A new medium is not necessarily a better medium. As a medium or technology becomes more complex, McLuhan’s observation that “the medium is the message” becomes truer. Love and empathy disappear within the complexity. We need to be careful that the increasingly complex media we adopt don’t cause this we that’s being delivered to become we-the-machine.

Painting most likely persists as a medium because of its infinite suppleness. It always bends to the force of the person who paints and makes it impossible for that person to hide. Anything that is good about them is plain to see. It’s almost as simple and obvious as singing or dancing. Less machine means less machine. It’s for those who love a person.

§ **Bounding box annotations**:
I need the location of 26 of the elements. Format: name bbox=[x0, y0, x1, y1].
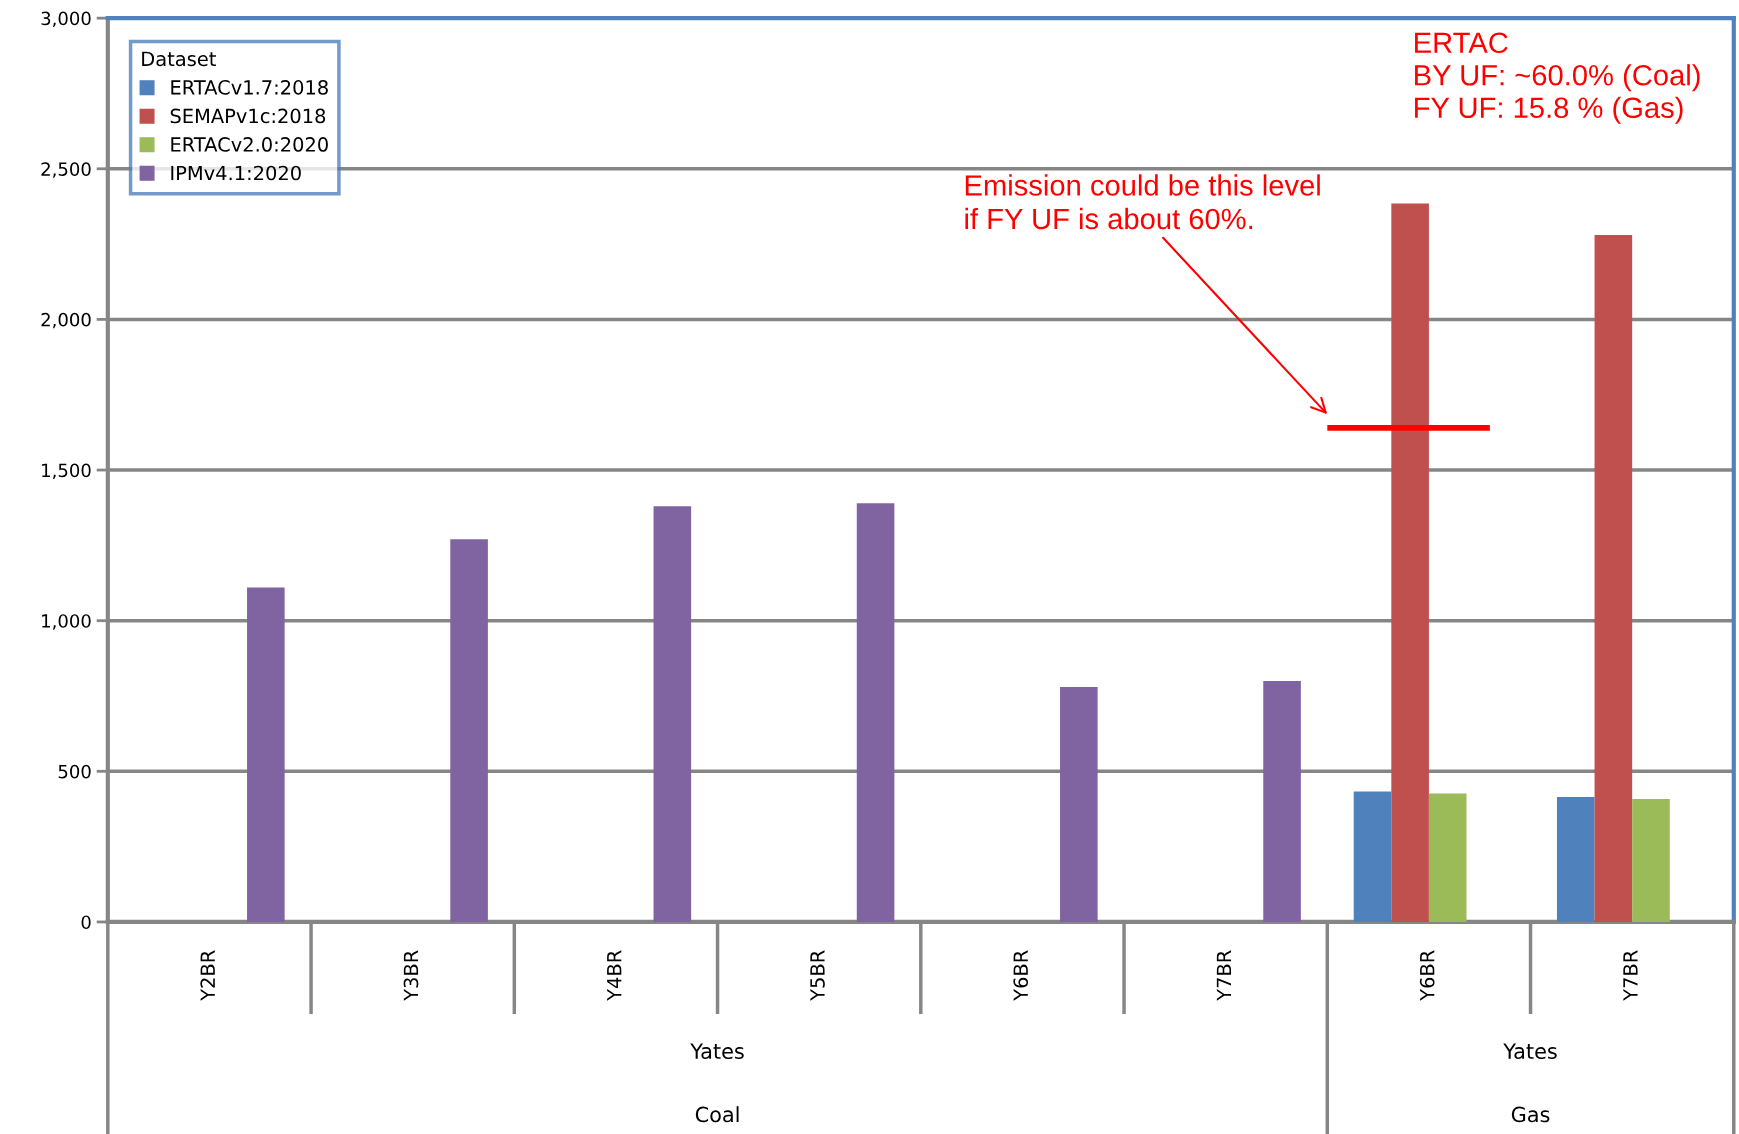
legend-label: IPMv4.1:2020 bbox=[171, 165, 301, 181]
y-tick-label: 500 bbox=[58, 764, 91, 779]
text: Coal bbox=[695, 1106, 739, 1123]
y-tick-label: 2,000 bbox=[41, 312, 91, 329]
legend-label: ERTACv1.7:2018 bbox=[171, 80, 328, 95]
annotation: ERTAC BY UF: ~60.0% (Coal) FY UF: 15.8 % (Gas) bbox=[1415, 32, 1700, 124]
x-tick-label: Y6BR bbox=[1419, 950, 1435, 1001]
x-tick-label: Y5BR bbox=[810, 950, 825, 1001]
text: Yates bbox=[690, 1043, 744, 1060]
y-tick-label: 3,000 bbox=[41, 11, 91, 28]
x-tick-label: Y7BR bbox=[1623, 950, 1638, 1001]
x-tick-label: Y4BR bbox=[607, 950, 622, 1001]
y-tick-label: 2,500 bbox=[41, 162, 91, 178]
legend-label: ERTACv2.0:2020 bbox=[171, 137, 328, 152]
x-tick-label: Y2BR bbox=[200, 950, 215, 1001]
x-tick-label: Y6BR bbox=[1013, 950, 1029, 1001]
y-tick-label: 1,000 bbox=[42, 614, 91, 630]
y-tick-label: 1,500 bbox=[42, 463, 91, 479]
text: Gas bbox=[1511, 1106, 1550, 1123]
legend-title: Dataset bbox=[142, 51, 216, 67]
legend-label: SEMAPv1c:2018 bbox=[170, 108, 326, 124]
x-tick-label: Y3BR bbox=[403, 950, 419, 1001]
x-tick-label: Y7BR bbox=[1216, 950, 1232, 1001]
text: Yates bbox=[1503, 1043, 1557, 1060]
y-tick-label: 0 bbox=[81, 915, 91, 930]
ref-line-label: Emission could be this level if FY UF is about 60%. bbox=[965, 174, 1320, 230]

§ **Given exercise A**: Please write out the part of the text on media and painting that opens with "A new medium" and closes with "to become we-the-machine.", switching "Love and empathy" to "Warmth and care".
§ **Given exercise B**: Pick up the text on media and painting after its final sentence and carry it forward.

§ **Task result A**:
A new medium is not necessarily a better medium. As a medium or technology becomes more complex, McLuhan’s observation that “the medium is the message” becomes truer. Warmth and care disappear within the complexity. We need to be careful that the increasingly complex media we adopt don’t cause this we that’s being delivered to become we-the-machine.

§ **Task result B**:
Hummel Figurine, 2011, oil on canvas, 56 x 57 in., private collection

Hummel Figurine, 2011, oil on canvas, 56 x 57 in., private collection

We can’t talk about art without talking about content (or substance). The word content is an acceptable word to stand for what matters in art. Whenever something gets formed (by humans or otherwise) all the causes, the obvious and the mysterious, of its being formed are contained within it. Content might be a word that denotes the limits of our understanding of what is there in the form, the limits of our ability to read it, to perceive it, as in, content is what I see, or content is what I know. Content might also be a word to denote all that is contained in form, independent of our ability to perceive it. When we form something we could define content as what we meant by forming it, or we could define content as what we are, as the force that determines the form. We don’t know what we are. We say intellectual content without knowing exactly what a thought is, what consciousness is.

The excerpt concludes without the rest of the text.